- _Exercise aim_
Find each line that has the string "title" and give the total, with nothing else.

+ + + + +

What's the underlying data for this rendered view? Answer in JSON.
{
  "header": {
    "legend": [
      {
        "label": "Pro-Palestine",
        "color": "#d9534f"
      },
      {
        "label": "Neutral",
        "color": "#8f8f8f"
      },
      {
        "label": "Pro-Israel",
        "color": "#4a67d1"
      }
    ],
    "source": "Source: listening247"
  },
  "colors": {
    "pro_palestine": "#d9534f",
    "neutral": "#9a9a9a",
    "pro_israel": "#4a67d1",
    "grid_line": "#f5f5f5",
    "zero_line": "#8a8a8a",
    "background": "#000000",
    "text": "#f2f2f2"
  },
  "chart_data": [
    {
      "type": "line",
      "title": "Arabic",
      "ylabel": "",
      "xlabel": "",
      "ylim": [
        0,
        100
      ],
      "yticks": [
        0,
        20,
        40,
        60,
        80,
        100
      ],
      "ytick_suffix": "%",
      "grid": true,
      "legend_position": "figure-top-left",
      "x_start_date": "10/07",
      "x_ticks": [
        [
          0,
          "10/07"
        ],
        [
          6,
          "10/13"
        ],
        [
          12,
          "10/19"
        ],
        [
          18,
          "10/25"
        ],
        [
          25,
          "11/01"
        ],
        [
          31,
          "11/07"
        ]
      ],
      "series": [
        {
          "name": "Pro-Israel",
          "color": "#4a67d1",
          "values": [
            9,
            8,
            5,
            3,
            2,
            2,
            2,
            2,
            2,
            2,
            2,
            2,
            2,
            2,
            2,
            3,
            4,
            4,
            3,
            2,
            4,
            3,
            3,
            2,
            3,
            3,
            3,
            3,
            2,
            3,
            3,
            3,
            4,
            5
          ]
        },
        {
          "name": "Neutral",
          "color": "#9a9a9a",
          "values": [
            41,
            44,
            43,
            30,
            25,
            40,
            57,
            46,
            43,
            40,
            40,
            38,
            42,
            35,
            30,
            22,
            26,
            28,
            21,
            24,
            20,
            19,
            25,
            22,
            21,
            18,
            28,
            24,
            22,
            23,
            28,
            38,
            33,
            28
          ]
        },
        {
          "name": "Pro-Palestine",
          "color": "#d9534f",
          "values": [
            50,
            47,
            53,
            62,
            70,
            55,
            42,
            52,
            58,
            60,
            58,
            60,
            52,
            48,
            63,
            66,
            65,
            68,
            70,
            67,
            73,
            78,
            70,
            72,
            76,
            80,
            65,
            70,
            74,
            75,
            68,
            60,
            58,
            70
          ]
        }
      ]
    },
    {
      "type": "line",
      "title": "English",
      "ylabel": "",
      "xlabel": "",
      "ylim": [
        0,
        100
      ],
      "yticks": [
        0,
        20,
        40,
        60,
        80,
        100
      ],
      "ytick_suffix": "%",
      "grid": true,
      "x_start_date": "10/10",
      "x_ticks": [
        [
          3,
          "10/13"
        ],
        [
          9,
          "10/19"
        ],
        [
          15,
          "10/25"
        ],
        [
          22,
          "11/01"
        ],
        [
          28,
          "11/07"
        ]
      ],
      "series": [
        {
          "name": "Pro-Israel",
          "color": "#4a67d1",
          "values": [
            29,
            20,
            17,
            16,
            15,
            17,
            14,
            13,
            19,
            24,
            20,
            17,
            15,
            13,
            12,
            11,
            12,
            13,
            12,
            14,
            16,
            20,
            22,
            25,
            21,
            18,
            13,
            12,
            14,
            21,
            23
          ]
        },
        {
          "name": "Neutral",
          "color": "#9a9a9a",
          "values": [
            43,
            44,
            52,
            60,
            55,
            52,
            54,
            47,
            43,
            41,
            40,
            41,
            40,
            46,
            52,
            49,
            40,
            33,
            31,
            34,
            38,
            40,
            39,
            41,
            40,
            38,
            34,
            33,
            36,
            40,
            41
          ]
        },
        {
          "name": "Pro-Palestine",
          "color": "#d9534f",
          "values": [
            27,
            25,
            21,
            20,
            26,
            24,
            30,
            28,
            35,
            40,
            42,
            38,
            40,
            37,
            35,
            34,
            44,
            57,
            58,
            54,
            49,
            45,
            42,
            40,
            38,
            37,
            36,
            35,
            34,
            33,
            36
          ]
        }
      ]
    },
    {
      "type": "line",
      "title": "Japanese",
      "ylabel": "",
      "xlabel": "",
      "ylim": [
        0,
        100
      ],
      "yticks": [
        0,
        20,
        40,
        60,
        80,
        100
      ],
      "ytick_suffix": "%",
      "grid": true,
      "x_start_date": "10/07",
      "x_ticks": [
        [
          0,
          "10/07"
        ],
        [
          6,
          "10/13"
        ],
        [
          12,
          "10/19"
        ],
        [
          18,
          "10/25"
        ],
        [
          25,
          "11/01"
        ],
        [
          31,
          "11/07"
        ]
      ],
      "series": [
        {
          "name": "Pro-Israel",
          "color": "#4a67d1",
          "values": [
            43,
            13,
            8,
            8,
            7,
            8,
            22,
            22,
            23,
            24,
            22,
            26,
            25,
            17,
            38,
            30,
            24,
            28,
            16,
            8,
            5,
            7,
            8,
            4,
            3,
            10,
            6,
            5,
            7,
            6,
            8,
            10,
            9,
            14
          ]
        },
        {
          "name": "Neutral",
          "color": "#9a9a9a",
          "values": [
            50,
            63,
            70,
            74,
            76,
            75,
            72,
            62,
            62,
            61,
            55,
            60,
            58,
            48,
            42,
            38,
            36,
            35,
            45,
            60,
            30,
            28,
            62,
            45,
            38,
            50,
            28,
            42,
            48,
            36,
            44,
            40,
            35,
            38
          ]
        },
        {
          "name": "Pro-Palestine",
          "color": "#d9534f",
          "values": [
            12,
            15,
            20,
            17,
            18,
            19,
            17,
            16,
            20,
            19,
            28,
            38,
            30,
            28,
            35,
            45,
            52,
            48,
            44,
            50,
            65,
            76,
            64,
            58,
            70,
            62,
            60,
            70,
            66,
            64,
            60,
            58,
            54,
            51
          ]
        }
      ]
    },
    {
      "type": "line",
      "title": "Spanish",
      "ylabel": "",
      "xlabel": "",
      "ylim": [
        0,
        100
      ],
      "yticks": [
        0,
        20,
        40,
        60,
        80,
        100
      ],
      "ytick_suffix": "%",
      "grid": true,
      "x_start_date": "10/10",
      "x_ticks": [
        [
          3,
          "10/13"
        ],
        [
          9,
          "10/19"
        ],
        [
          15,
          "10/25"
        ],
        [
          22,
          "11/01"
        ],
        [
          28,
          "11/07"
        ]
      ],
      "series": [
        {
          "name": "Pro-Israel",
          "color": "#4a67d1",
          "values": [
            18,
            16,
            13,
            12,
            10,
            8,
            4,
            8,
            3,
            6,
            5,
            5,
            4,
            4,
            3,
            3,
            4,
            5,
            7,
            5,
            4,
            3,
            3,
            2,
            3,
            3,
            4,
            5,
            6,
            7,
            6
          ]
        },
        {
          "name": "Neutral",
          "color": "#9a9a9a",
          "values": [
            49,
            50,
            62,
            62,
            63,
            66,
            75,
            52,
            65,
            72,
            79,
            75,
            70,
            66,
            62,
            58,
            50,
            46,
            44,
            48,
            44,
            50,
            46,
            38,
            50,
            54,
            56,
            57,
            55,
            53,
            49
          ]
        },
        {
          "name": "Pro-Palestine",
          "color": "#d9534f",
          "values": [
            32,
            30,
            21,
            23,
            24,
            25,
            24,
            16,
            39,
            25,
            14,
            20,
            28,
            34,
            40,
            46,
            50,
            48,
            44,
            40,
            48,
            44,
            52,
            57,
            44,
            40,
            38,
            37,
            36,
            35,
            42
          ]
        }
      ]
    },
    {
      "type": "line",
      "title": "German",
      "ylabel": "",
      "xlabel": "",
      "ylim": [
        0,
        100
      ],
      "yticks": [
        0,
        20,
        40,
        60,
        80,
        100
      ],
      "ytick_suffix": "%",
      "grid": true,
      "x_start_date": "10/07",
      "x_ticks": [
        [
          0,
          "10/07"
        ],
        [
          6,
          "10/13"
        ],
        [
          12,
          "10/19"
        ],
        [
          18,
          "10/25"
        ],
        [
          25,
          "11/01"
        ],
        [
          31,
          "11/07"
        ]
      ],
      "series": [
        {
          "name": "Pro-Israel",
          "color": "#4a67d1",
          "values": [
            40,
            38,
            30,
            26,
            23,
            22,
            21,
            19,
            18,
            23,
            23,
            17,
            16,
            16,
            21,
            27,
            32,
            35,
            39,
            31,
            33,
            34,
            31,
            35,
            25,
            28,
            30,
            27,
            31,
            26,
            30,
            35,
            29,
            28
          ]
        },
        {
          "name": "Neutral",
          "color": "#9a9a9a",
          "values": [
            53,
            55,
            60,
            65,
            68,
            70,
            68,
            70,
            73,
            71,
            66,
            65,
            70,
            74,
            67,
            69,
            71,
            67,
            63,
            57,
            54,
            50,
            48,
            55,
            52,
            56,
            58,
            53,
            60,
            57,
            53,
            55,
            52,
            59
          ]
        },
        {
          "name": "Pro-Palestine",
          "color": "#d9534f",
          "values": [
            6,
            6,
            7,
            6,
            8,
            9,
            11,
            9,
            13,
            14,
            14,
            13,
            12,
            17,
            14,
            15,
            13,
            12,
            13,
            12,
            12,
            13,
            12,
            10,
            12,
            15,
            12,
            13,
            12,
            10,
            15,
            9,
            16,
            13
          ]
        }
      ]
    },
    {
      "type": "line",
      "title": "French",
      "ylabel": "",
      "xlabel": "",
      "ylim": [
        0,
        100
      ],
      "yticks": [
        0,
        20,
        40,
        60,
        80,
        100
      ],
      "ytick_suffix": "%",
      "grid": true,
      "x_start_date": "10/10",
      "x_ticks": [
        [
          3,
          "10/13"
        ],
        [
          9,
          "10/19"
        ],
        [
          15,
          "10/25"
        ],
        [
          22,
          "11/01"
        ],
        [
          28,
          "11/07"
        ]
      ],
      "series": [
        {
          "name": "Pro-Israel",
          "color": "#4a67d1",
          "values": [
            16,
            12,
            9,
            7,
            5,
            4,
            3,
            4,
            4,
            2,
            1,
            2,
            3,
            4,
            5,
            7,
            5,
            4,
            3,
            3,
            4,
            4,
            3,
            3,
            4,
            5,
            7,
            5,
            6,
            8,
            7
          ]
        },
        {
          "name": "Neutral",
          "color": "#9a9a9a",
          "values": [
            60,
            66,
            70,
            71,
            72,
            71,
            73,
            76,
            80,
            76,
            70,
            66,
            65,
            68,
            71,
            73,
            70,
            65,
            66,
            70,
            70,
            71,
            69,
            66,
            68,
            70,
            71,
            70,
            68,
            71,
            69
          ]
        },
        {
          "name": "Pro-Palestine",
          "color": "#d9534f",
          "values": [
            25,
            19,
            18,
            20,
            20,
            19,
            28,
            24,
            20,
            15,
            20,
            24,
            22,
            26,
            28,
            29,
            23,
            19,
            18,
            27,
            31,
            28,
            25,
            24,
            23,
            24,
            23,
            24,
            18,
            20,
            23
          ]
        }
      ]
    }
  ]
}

+ + + + +

- _Solution for this task_
6